§ **Stated problem**
Reading the listing below, count the lines that contain the word "name" and give that count alone.

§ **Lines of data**
:::::

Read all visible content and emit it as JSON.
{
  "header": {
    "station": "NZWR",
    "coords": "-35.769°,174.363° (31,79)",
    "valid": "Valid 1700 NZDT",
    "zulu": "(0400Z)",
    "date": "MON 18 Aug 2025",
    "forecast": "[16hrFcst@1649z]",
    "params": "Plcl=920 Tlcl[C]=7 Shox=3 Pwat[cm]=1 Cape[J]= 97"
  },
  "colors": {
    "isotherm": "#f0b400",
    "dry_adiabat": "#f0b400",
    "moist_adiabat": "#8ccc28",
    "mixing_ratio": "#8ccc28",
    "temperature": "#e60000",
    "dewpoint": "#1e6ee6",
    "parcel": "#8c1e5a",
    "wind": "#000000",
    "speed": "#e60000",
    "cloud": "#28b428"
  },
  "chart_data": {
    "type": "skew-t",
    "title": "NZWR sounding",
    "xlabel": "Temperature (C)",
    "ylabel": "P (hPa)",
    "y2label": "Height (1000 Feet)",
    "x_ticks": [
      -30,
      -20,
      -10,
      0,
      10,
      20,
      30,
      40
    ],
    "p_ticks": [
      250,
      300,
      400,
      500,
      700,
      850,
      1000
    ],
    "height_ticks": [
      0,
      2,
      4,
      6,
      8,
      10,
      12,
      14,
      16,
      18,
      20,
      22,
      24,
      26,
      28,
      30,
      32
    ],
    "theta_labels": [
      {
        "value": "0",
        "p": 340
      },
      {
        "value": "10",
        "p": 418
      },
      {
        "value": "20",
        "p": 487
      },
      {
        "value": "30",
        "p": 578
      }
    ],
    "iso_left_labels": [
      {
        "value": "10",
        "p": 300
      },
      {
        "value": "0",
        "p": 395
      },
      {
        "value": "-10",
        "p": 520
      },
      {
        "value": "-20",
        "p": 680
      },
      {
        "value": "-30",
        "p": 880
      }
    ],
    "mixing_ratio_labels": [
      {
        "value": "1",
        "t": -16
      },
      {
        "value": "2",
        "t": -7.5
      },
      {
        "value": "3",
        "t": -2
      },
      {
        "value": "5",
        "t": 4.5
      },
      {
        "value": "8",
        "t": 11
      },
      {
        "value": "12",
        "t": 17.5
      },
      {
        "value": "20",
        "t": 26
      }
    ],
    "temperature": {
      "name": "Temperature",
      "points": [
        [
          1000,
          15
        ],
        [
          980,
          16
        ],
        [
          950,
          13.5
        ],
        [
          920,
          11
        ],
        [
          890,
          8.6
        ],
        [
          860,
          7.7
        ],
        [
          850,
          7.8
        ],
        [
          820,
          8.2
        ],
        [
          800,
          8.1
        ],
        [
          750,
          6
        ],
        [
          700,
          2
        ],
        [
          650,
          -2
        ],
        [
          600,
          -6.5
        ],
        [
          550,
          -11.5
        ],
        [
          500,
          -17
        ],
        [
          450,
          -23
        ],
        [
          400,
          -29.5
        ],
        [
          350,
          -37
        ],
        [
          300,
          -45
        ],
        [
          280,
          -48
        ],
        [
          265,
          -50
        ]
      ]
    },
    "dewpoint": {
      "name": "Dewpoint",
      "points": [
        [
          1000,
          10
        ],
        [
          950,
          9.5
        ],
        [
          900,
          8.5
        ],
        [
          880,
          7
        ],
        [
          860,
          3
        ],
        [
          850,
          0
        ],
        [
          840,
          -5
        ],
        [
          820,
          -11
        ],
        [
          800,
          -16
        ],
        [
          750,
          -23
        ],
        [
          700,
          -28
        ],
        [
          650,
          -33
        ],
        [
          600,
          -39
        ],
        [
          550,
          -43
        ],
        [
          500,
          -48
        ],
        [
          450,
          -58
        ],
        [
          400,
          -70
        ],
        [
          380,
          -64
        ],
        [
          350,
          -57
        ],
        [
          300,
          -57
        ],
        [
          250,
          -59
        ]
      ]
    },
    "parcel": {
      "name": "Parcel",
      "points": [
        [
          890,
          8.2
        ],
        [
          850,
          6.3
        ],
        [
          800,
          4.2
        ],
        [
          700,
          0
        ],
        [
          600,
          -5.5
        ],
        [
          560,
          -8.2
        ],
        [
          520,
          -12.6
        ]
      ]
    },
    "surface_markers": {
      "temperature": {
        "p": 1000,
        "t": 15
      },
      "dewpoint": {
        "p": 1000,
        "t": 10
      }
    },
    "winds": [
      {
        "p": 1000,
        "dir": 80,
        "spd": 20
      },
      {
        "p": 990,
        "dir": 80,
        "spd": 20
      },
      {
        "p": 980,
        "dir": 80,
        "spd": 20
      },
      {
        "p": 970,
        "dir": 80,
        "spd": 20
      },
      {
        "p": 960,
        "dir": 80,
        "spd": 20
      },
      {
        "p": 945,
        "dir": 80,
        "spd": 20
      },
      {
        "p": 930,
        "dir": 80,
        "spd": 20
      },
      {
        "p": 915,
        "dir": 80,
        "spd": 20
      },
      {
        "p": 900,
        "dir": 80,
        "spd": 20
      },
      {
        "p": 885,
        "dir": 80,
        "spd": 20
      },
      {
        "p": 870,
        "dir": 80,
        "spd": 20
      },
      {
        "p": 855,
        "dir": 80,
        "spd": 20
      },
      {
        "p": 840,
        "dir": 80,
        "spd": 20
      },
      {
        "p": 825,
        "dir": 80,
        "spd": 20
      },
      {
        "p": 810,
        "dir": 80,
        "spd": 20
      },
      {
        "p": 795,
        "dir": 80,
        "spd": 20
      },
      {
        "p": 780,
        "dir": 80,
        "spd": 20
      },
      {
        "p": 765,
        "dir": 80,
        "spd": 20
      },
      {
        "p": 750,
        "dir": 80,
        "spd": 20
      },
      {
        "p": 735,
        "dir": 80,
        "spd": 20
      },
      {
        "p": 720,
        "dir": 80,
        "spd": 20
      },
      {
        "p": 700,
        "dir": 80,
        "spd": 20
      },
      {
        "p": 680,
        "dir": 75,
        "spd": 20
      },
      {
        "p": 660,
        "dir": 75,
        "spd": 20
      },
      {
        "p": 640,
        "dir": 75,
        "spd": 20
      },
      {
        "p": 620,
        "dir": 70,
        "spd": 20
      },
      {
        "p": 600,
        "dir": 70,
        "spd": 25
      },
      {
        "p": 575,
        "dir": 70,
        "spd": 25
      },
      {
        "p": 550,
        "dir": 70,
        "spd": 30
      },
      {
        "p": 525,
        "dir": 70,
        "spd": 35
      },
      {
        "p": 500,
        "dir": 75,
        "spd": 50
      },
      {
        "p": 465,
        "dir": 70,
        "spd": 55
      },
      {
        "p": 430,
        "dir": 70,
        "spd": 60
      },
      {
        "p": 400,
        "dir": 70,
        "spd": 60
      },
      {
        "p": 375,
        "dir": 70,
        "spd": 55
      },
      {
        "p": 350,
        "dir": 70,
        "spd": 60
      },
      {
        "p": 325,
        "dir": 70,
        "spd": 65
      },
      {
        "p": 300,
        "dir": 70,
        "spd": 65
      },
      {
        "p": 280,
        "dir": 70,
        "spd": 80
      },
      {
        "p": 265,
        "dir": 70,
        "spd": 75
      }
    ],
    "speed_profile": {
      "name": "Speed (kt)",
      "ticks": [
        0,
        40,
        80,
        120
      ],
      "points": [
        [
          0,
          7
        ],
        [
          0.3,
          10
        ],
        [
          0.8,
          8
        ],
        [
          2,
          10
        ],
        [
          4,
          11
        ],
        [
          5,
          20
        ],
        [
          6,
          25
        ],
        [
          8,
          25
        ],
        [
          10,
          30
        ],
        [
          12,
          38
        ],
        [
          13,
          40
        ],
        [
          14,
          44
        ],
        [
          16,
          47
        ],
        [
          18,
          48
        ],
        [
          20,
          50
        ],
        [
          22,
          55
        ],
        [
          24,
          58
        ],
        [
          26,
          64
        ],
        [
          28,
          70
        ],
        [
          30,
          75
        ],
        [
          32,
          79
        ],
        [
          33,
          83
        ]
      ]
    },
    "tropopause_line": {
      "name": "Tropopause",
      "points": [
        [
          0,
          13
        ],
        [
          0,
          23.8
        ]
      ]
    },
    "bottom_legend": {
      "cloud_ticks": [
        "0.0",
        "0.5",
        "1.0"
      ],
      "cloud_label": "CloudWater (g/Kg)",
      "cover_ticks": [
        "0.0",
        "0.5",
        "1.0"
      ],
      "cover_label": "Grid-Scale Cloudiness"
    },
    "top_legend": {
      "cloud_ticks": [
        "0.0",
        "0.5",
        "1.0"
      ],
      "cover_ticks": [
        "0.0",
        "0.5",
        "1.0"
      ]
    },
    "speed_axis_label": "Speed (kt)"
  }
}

:::::

§ **Result for this exercise**
5